[Records from a data source]
^^^^^^^^

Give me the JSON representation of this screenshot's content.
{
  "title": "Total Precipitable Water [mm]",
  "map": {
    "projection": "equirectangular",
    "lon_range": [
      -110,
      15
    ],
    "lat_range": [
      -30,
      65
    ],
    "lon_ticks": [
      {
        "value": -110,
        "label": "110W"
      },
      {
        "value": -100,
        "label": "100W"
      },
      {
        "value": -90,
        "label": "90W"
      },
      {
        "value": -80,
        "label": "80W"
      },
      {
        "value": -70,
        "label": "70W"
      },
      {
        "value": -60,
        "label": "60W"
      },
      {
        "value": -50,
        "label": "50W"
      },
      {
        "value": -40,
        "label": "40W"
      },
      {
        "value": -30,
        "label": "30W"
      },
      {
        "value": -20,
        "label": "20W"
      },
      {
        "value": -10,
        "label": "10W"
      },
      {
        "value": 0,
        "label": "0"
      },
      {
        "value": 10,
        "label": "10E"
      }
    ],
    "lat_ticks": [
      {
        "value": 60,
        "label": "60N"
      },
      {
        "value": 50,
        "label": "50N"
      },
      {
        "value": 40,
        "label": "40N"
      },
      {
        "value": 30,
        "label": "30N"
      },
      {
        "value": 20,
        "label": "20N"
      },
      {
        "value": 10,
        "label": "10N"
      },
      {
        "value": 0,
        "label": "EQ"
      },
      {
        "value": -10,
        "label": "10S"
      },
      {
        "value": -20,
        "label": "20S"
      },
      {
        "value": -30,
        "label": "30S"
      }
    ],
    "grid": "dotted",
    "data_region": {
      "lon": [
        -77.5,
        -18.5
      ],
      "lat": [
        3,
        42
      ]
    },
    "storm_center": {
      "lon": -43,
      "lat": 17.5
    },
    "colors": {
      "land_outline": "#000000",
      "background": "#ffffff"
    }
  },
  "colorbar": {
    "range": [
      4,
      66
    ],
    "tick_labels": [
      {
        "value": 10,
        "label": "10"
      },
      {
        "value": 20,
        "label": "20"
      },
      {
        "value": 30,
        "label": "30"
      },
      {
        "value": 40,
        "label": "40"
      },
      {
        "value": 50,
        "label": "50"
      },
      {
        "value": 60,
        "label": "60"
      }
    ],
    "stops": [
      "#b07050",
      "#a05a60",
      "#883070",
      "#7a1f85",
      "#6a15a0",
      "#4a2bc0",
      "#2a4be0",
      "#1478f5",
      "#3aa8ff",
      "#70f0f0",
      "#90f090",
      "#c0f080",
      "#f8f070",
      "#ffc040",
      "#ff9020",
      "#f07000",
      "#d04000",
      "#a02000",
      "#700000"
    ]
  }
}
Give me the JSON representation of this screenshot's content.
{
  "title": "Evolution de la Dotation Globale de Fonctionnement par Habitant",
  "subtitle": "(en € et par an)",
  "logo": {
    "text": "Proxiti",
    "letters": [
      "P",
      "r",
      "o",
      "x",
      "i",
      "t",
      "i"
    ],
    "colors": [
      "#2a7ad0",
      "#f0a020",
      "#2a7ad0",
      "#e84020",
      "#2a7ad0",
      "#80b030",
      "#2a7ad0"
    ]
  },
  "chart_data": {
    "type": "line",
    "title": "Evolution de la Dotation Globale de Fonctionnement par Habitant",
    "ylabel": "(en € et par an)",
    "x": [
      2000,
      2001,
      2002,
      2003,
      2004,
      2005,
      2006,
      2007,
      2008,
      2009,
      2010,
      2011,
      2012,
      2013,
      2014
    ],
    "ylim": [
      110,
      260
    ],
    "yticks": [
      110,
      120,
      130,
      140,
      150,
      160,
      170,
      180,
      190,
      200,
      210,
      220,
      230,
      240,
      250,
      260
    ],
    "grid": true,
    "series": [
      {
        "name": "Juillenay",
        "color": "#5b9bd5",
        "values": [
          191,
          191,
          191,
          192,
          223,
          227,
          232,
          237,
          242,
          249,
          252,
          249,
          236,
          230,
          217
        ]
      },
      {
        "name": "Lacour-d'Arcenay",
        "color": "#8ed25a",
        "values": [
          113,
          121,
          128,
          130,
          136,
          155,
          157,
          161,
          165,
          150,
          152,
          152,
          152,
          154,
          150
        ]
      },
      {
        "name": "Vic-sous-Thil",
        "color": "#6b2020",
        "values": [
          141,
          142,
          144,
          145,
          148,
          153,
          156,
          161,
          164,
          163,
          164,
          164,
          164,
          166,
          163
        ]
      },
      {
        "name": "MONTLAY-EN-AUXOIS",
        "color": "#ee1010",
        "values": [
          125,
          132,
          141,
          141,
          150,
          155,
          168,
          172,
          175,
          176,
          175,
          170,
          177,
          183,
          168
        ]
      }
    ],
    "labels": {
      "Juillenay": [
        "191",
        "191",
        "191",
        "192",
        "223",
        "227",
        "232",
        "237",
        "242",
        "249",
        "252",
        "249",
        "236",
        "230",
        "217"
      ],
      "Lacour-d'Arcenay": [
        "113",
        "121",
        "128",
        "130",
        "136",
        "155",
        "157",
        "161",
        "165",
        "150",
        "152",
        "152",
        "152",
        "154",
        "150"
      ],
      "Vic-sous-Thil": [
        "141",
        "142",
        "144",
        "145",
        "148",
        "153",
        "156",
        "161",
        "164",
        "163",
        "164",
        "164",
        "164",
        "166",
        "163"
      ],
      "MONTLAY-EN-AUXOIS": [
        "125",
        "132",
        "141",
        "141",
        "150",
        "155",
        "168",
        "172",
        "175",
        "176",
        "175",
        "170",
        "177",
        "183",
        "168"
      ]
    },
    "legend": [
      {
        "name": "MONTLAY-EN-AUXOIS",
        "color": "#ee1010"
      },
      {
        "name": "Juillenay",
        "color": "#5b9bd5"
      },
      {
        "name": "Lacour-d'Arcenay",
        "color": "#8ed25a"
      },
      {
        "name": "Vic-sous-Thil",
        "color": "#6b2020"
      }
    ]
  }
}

^^^^^^^^

» **Exercise description**: Take the listing above and set it down exactly.

» **Exercise output**:
Give me the JSON representation of this screenshot's content.
{
  "title": "Total Precipitable Water [mm]",
  "map": {
    "projection": "equirectangular",
    "lon_range": [
      -110,
      15
    ],
    "lat_range": [
      -30,
      65
    ],
    "lon_ticks": [
      {
        "value": -110,
        "label": "110W"
      },
      {
        "value": -100,
        "label": "100W"
      },
      {
        "value": -90,
        "label": "90W"
      },
      {
        "value": -80,
        "label": "80W"
      },
      {
        "value": -70,
        "label": "70W"
      },
      {
        "value": -60,
        "label": "60W"
      },
      {
        "value": -50,
        "label": "50W"
      },
      {
        "value": -40,
        "label": "40W"
      },
      {
        "value": -30,
        "label": "30W"
      },
      {
        "value": -20,
        "label": "20W"
      },
      {
        "value": -10,
        "label": "10W"
      },
      {
        "value": 0,
        "label": "0"
      },
      {
        "value": 10,
        "label": "10E"
      }
    ],
    "lat_ticks": [
      {
        "value": 60,
        "label": "60N"
      },
      {
        "value": 50,
        "label": "50N"
      },
      {
        "value": 40,
        "label": "40N"
      },
      {
        "value": 30,
        "label": "30N"
      },
      {
        "value": 20,
        "label": "20N"
      },
      {
        "value": 10,
        "label": "10N"
      },
      {
        "value": 0,
        "label": "EQ"
      },
      {
        "value": -10,
        "label": "10S"
      },
      {
        "value": -20,
        "label": "20S"
      },
      {
        "value": -30,
        "label": "30S"
      }
    ],
    "grid": "dotted",
    "data_region": {
      "lon": [
        -77.5,
        -18.5
      ],
      "lat": [
        3,
        42
      ]
    },
    "storm_center": {
      "lon": -43,
      "lat": 17.5
    },
    "colors": {
      "land_outline": "#000000",
      "background": "#ffffff"
    }
  },
  "colorbar": {
    "range": [
      4,
      66
    ],
    "tick_labels": [
      {
        "value": 10,
        "label": "10"
      },
      {
        "value": 20,
        "label": "20"
      },
      {
        "value": 30,
        "label": "30"
      },
      {
        "value": 40,
        "label": "40"
      },
      {
        "value": 50,
        "label": "50"
      },
      {
        "value": 60,
        "label": "60"
      }
    ],
    "stops": [
      "#b07050",
      "#a05a60",
      "#883070",
      "#7a1f85",
      "#6a15a0",
      "#4a2bc0",
      "#2a4be0",
      "#1478f5",
      "#3aa8ff",
      "#70f0f0",
      "#90f090",
      "#c0f080",
      "#f8f070",
      "#ffc040",
      "#ff9020",
      "#f07000",
      "#d04000",
      "#a02000",
      "#700000"
    ]
  }
}
Give me the JSON representation of this screenshot's content.
{
  "title": "Evolution de la Dotation Globale de Fonctionnement par Habitant",
  "subtitle": "(en € et par an)",
  "logo": {
    "text": "Proxiti",
    "letters": [
      "P",
      "r",
      "o",
      "x",
      "i",
      "t",
      "i"
    ],
    "colors": [
      "#2a7ad0",
      "#f0a020",
      "#2a7ad0",
      "#e84020",
      "#2a7ad0",
      "#80b030",
      "#2a7ad0"
    ]
  },
  "chart_data": {
    "type": "line",
    "title": "Evolution de la Dotation Globale de Fonctionnement par Habitant",
    "ylabel": "(en € et par an)",
    "x": [
      2000,
      2001,
      2002,
      2003,
      2004,
      2005,
      2006,
      2007,
      2008,
      2009,
      2010,
      2011,
      2012,
      2013,
      2014
    ],
    "ylim": [
      110,
      260
    ],
    "yticks": [
      110,
      120,
      130,
      140,
      150,
      160,
      170,
      180,
      190,
      200,
      210,
      220,
      230,
      240,
      250,
      260
    ],
    "grid": true,
    "series": [
      {
        "name": "Juillenay",
        "color": "#5b9bd5",
        "values": [
          191,
          191,
          191,
          192,
          223,
          227,
          232,
          237,
          242,
          249,
          252,
          249,
          236,
          230,
          217
        ]
      },
      {
        "name": "Lacour-d'Arcenay",
        "color": "#8ed25a",
        "values": [
          113,
          121,
          128,
          130,
          136,
          155,
          157,
          161,
          165,
          150,
          152,
          152,
          152,
          154,
          150
        ]
      },
      {
        "name": "Vic-sous-Thil",
        "color": "#6b2020",
        "values": [
          141,
          142,
          144,
          145,
          148,
          153,
          156,
          161,
          164,
          163,
          164,
          164,
          164,
          166,
          163
        ]
      },
      {
        "name": "MONTLAY-EN-AUXOIS",
        "color": "#ee1010",
        "values": [
          125,
          132,
          141,
          141,
          150,
          155,
          168,
          172,
          175,
          176,
          175,
          170,
          177,
          183,
          168
        ]
      }
    ],
    "labels": {
      "Juillenay": [
        "191",
        "191",
        "191",
        "192",
        "223",
        "227",
        "232",
        "237",
        "242",
        "249",
        "252",
        "249",
        "236",
        "230",
        "217"
      ],
      "Lacour-d'Arcenay": [
        "113",
        "121",
        "128",
        "130",
        "136",
        "155",
        "157",
        "161",
        "165",
        "150",
        "152",
        "152",
        "152",
        "154",
        "150"
      ],
      "Vic-sous-Thil": [
        "141",
        "142",
        "144",
        "145",
        "148",
        "153",
        "156",
        "161",
        "164",
        "163",
        "164",
        "164",
        "164",
        "166",
        "163"
      ],
      "MONTLAY-EN-AUXOIS": [
        "125",
        "132",
        "141",
        "141",
        "150",
        "155",
        "168",
        "172",
        "175",
        "176",
        "175",
        "170",
        "177",
        "183",
        "168"
      ]
    },
    "legend": [
      {
        "name": "MONTLAY-EN-AUXOIS",
        "color": "#ee1010"
      },
      {
        "name": "Juillenay",
        "color": "#5b9bd5"
      },
      {
        "name": "Lacour-d'Arcenay",
        "color": "#8ed25a"
      },
      {
        "name": "Vic-sous-Thil",
        "color": "#6b2020"
      }
    ]
  }
}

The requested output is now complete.